## WRITTEN REQUEST:
What is the number of lines that include the word "color"? Provide only that figure.

## MATERIAL:
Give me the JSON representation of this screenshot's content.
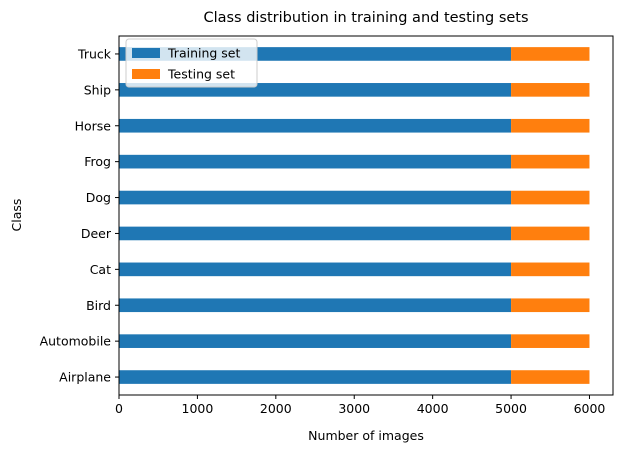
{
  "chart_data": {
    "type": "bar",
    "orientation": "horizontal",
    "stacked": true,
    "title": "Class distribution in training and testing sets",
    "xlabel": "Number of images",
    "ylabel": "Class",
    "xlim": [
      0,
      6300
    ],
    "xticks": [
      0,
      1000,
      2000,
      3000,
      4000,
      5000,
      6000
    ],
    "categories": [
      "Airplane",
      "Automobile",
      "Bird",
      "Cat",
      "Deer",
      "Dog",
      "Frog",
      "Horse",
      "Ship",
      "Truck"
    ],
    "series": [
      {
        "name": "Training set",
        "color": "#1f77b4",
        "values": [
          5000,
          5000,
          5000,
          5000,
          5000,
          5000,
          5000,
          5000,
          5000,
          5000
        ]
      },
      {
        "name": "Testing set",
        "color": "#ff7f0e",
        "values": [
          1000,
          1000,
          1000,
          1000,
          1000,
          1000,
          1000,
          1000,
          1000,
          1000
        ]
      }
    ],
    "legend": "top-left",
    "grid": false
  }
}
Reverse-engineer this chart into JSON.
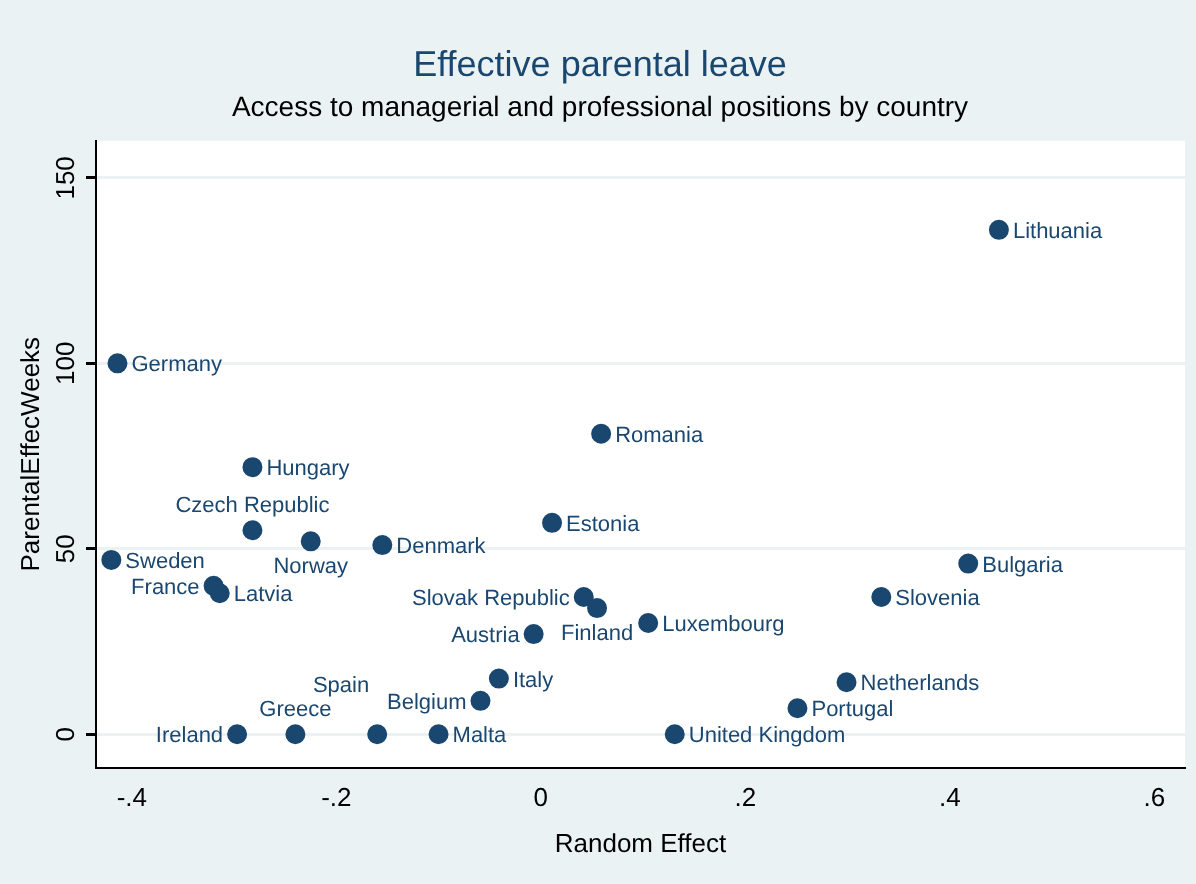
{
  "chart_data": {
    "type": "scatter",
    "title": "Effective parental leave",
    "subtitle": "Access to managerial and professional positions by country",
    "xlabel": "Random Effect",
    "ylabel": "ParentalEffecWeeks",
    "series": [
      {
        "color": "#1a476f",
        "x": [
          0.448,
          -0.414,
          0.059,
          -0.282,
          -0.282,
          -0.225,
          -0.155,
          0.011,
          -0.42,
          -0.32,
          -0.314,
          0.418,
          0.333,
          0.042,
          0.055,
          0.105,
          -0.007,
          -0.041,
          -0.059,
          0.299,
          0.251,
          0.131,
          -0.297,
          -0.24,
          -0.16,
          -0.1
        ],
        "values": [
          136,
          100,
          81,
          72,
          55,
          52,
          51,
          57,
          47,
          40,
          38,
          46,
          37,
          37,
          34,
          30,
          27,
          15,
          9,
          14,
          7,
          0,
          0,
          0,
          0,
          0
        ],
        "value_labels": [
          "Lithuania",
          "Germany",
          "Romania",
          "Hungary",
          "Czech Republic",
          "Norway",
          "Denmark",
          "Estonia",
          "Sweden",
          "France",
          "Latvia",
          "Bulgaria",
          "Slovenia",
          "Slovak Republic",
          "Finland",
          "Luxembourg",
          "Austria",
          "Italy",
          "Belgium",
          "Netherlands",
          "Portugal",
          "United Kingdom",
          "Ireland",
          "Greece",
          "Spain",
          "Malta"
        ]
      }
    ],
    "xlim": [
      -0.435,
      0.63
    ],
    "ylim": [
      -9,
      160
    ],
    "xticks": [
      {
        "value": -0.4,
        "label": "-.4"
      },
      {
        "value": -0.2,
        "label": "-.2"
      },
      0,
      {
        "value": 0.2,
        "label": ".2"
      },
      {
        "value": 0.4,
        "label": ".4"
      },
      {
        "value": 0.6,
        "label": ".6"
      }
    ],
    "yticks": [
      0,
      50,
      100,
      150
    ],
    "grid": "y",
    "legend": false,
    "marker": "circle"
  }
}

## THE ANSWER:
3